_INSTRUCTIONS TO FOLLOW_:
Return the listing below unchanged, minus its pictures.

_DATA FOR THE TASK_:
_ _ _
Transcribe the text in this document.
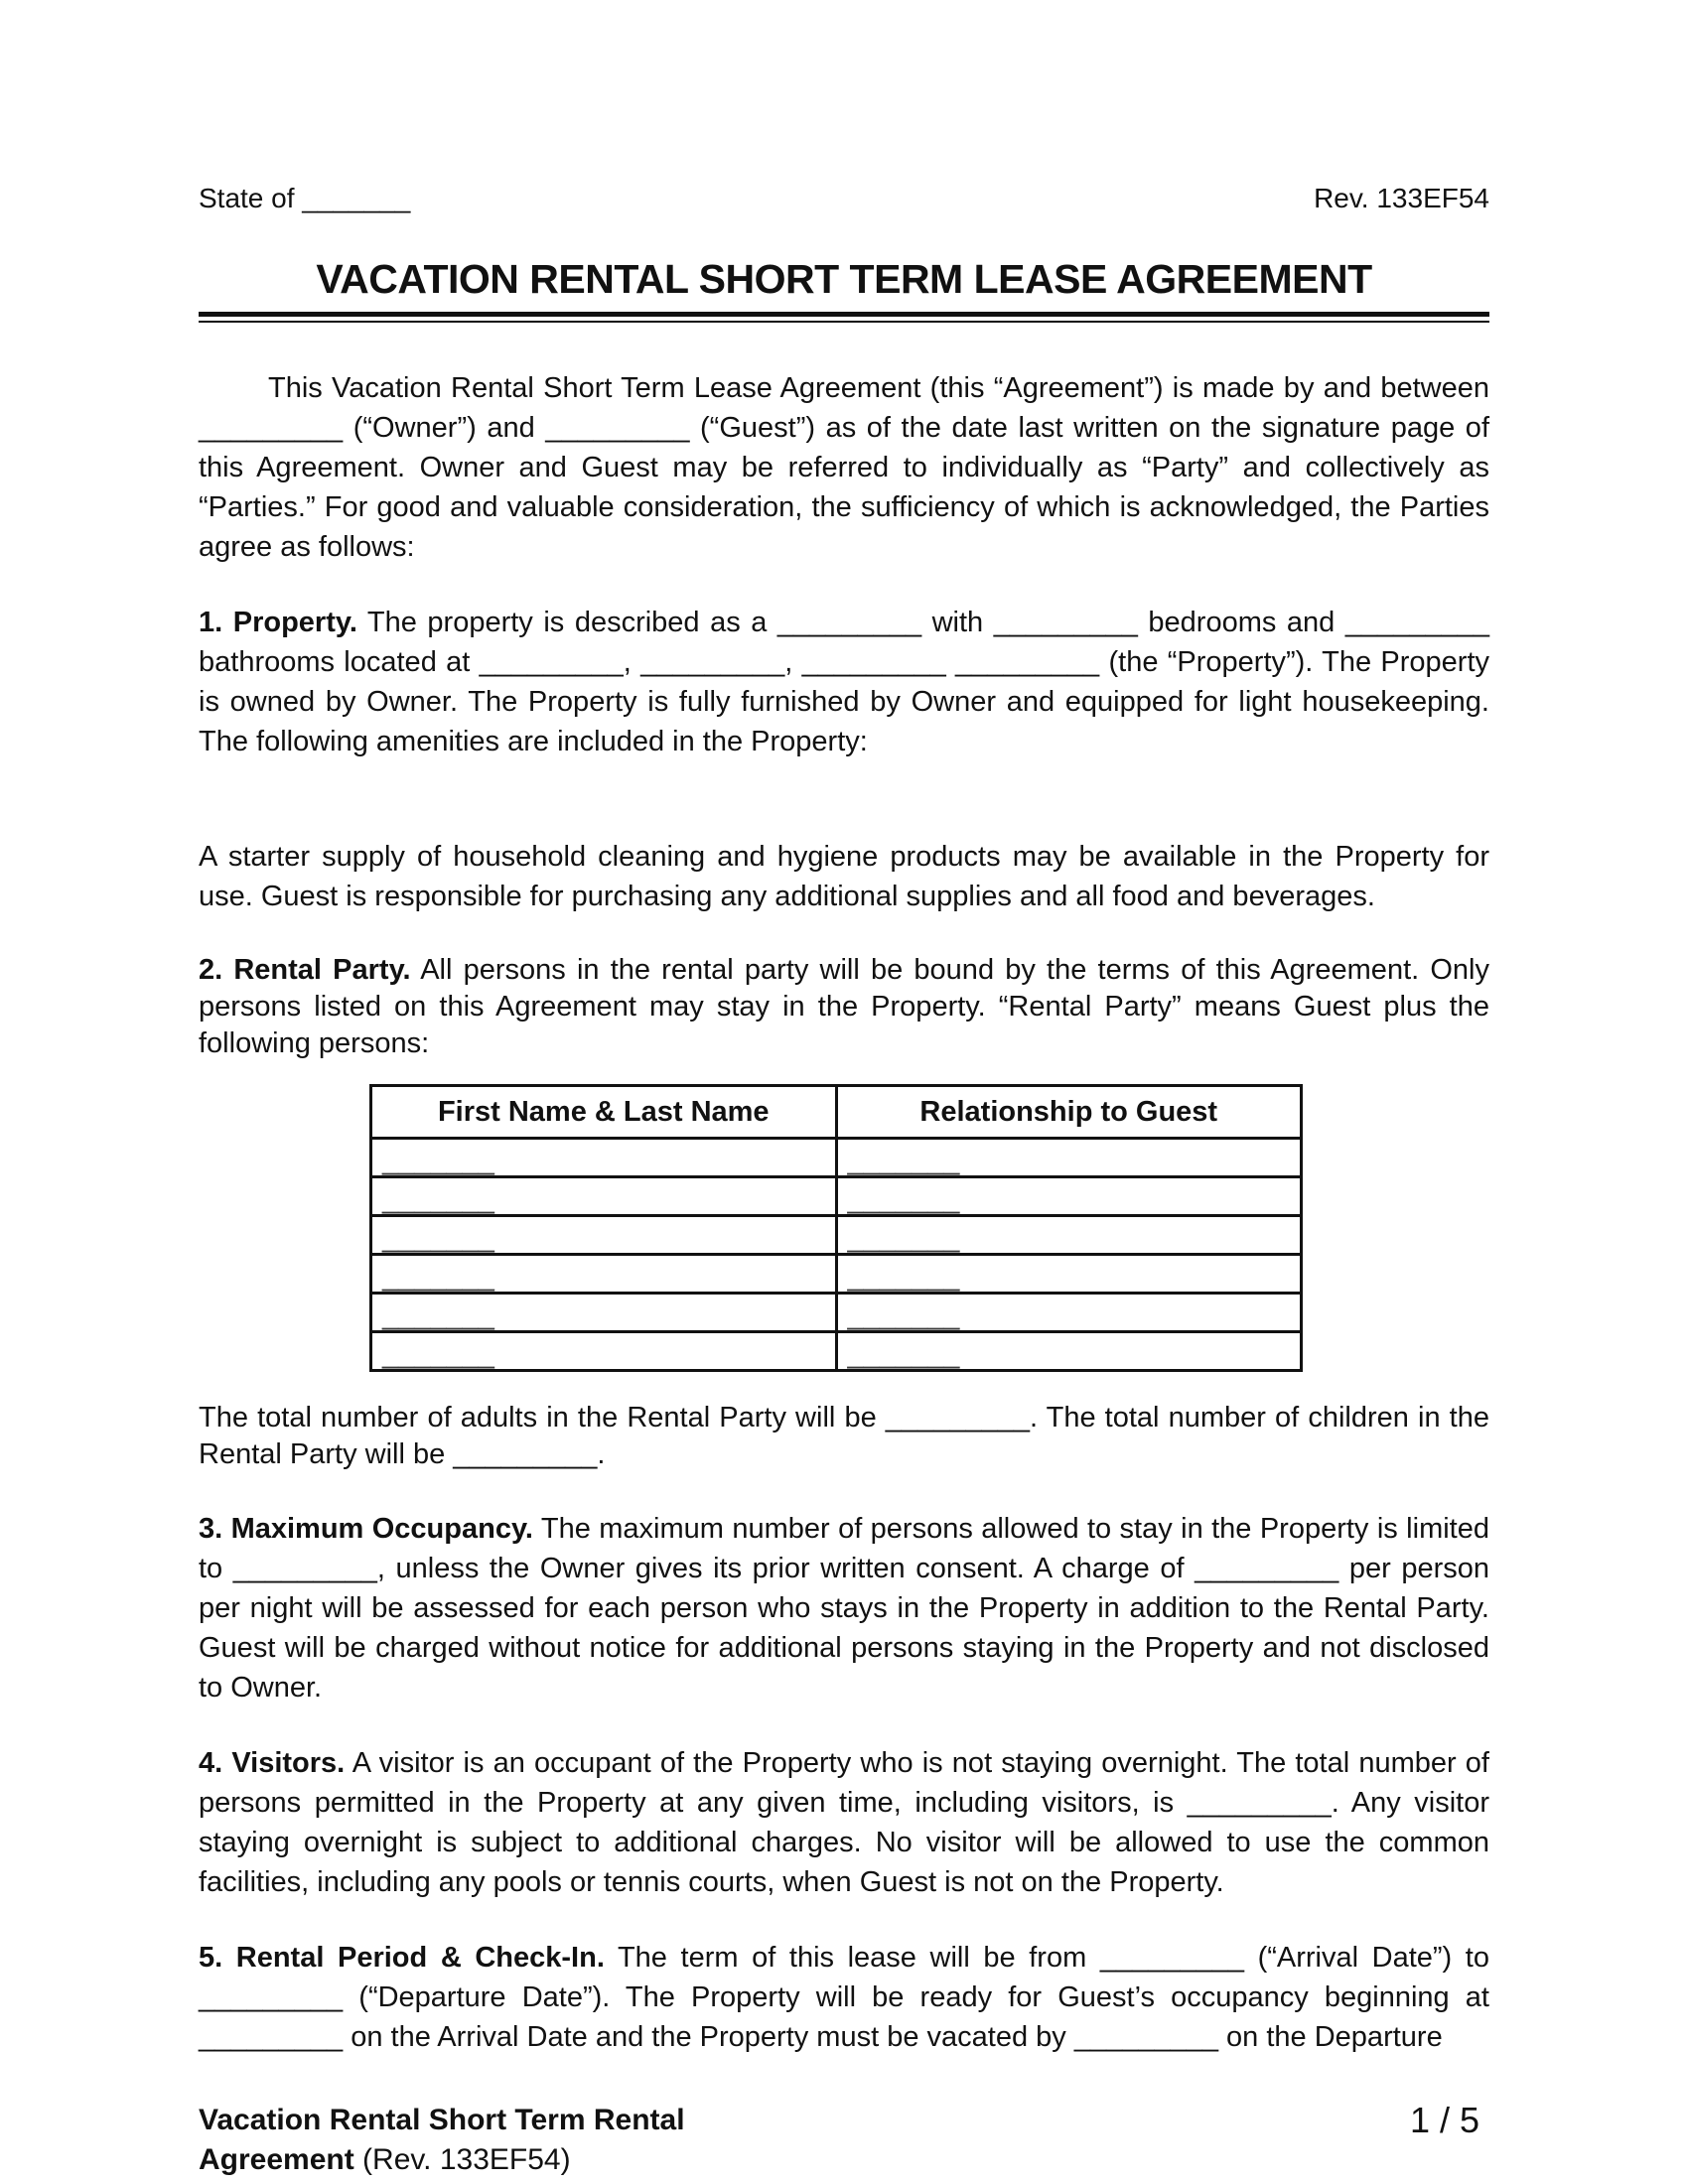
State of _______	Rev. 133EF54
VACATION RENTAL SHORT TERM LEASE AGREEMENT

This Vacation Rental Short Term Lease Agreement (this “Agreement”) is made by and between _________ (“Owner”) and _________ (“Guest”) as of the date last written on the signature page of this Agreement. Owner and Guest may be referred to individually as “Party” and collectively as “Parties.” For good and valuable consideration, the sufficiency of which is acknowledged, the Parties agree as follows:

1. Property. The property is described as a _________ with _________ bedrooms and _________ bathrooms located at _________, _________, _________ _________ (the “Property”). The Property is owned by Owner. The Property is fully furnished by Owner and equipped for light housekeeping. The following amenities are included in the Property:

A starter supply of household cleaning and hygiene products may be available in the Property for use. Guest is responsible for purchasing any additional supplies and all food and beverages.

2. Rental Party. All persons in the rental party will be bound by the terms of this Agreement. Only persons listed on this Agreement may stay in the Property. “Rental Party” means Guest plus the following persons:

First Name & Last Name	Relationship to Guest
_______	_______
_______	_______
_______	_______
_______	_______
_______	_______
_______	_______

The total number of adults in the Rental Party will be _________. The total number of children in the Rental Party will be _________.

3. Maximum Occupancy. The maximum number of persons allowed to stay in the Property is limited to _________, unless the Owner gives its prior written consent. A charge of _________ per person per night will be assessed for each person who stays in the Property in addition to the Rental Party. Guest will be charged without notice for additional persons staying in the Property and not disclosed to Owner.

4. Visitors. A visitor is an occupant of the Property who is not staying overnight. The total number of persons permitted in the Property at any given time, including visitors, is _________. Any visitor staying overnight is subject to additional charges. No visitor will be allowed to use the common facilities, including any pools or tennis courts, when Guest is not on the Property.

5. Rental Period & Check-In. The term of this lease will be from _________ (“Arrival Date”) to _________ (“Departure Date”). The Property will be ready for Guest’s occupancy beginning at _________ on the Arrival Date and the Property must be vacated by _________ on the Departure

Vacation Rental Short Term Rental
Agreement (Rev. 133EF54)
1 / 5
_ _ _
_THE COMPLETED TASK_:
Transcribe the text in this document.
State of _______	Rev. 133EF54
VACATION RENTAL SHORT TERM LEASE AGREEMENT

This Vacation Rental Short Term Lease Agreement (this “Agreement”) is made by and between _________ (“Owner”) and _________ (“Guest”) as of the date last written on the signature page of this Agreement. Owner and Guest may be referred to individually as “Party” and collectively as “Parties.” For good and valuable consideration, the sufficiency of which is acknowledged, the Parties agree as follows:

1. Property. The property is described as a _________ with _________ bedrooms and _________ bathrooms located at _________, _________, _________ _________ (the “Property”). The Property is owned by Owner. The Property is fully furnished by Owner and equipped for light housekeeping. The following amenities are included in the Property:

A starter supply of household cleaning and hygiene products may be available in the Property for use. Guest is responsible for purchasing any additional supplies and all food and beverages.

2. Rental Party. All persons in the rental party will be bound by the terms of this Agreement. Only persons listed on this Agreement may stay in the Property. “Rental Party” means Guest plus the following persons:

First Name & Last Name	Relationship to Guest
_______	_______
_______	_______
_______	_______
_______	_______
_______	_______
_______	_______

The total number of adults in the Rental Party will be _________. The total number of children in the Rental Party will be _________.

3. Maximum Occupancy. The maximum number of persons allowed to stay in the Property is limited to _________, unless the Owner gives its prior written consent. A charge of _________ per person per night will be assessed for each person who stays in the Property in addition to the Rental Party. Guest will be charged without notice for additional persons staying in the Property and not disclosed to Owner.

4. Visitors. A visitor is an occupant of the Property who is not staying overnight. The total number of persons permitted in the Property at any given time, including visitors, is _________. Any visitor staying overnight is subject to additional charges. No visitor will be allowed to use the common facilities, including any pools or tennis courts, when Guest is not on the Property.

5. Rental Period & Check-In. The term of this lease will be from _________ (“Arrival Date”) to _________ (“Departure Date”). The Property will be ready for Guest’s occupancy beginning at _________ on the Arrival Date and the Property must be vacated by _________ on the Departure

Vacation Rental Short Term Rental
Agreement (Rev. 133EF54)
1 / 5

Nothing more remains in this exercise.